Every line of the data that contains the string "населения" must be copied.

━━━━━ Extracted data ━━━━━

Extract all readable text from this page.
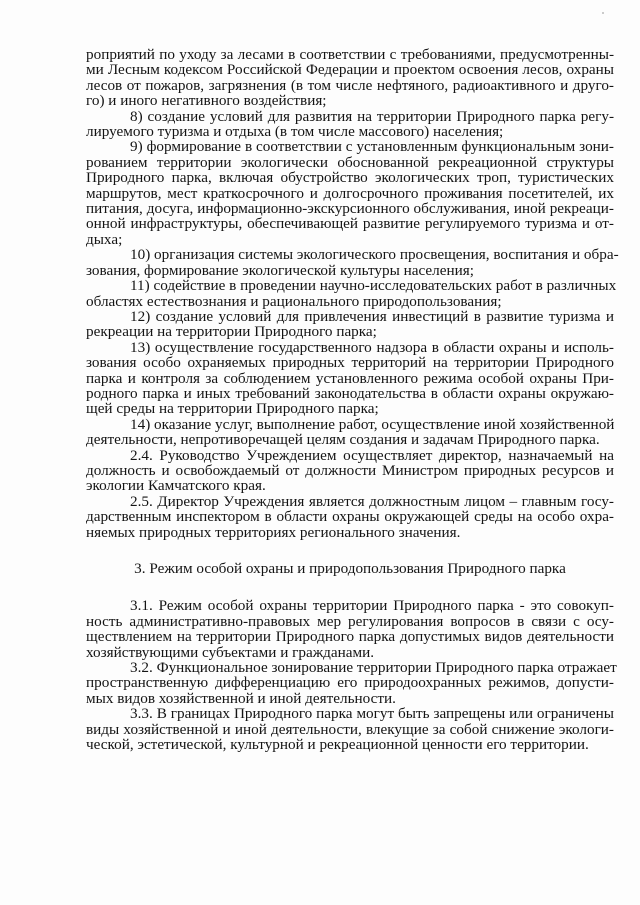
роприятий по уходу за лесами в соответствии с требованиями, предусмотренны-
ми Лесным кодексом Российской Федерации и проектом освоения лесов, охраны
лесов от пожаров, загрязнения (в том числе нефтяного, радиоактивного и друго-
го) и иного негативного воздействия;
8) создание условий для развития на территории Природного парка регу-
лируемого туризма и отдыха (в том числе массового) населения;
9) формирование в соответствии с установленным функциональным зони-
рованием территории экологически обоснованной рекреационной структуры
Природного парка, включая обустройство экологических троп, туристических
маршрутов, мест краткосрочного и долгосрочного проживания посетителей, их
питания, досуга, информационно-экскурсионного обслуживания, иной рекреаци-
онной инфраструктуры, обеспечивающей развитие регулируемого туризма и от-
дыха;
10) организация системы экологического просвещения, воспитания и обра-
зования, формирование экологической культуры населения;
11) содействие в проведении научно-исследовательских работ в различных
областях естествознания и рационального природопользования;
12) создание условий для привлечения инвестиций в развитие туризма и
рекреации на территории Природного парка;
13) осуществление государственного надзора в области охраны и исполь-
зования особо охраняемых природных территорий на территории Природного
парка и контроля за соблюдением установленного режима особой охраны При-
родного парка и иных требований законодательства в области охраны окружаю-
щей среды на территории Природного парка;
14) оказание услуг, выполнение работ, осуществление иной хозяйственной
деятельности, непротиворечащей целям создания и задачам Природного парка.
2.4. Руководство Учреждением осуществляет директор, назначаемый на
должность и освобождаемый от должности Министром природных ресурсов и
экологии Камчатского края.
2.5. Директор Учреждения является должностным лицом – главным госу-
дарственным инспектором в области охраны окружающей среды на особо охра-
няемых природных территориях регионального значения.
3. Режим особой охраны и природопользования Природного парка
3.1. Режим особой охраны территории Природного парка - это совокуп-
ность административно-правовых мер регулирования вопросов в связи с осу-
ществлением на территории Природного парка допустимых видов деятельности
хозяйствующими субъектами и гражданами.
3.2. Функциональное зонирование территории Природного парка отражает
пространственную дифференциацию его природоохранных режимов, допусти-
мых видов хозяйственной и иной деятельности.
3.3. В границах Природного парка могут быть запрещены или ограничены
виды хозяйственной и иной деятельности, влекущие за собой снижение экологи-
ческой, эстетической, культурной и рекреационной ценности его территории.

━━━━━

_Full response_:
лируемого туризма и отдыха (в том числе массового) населения;
зования, формирование экологической культуры населения;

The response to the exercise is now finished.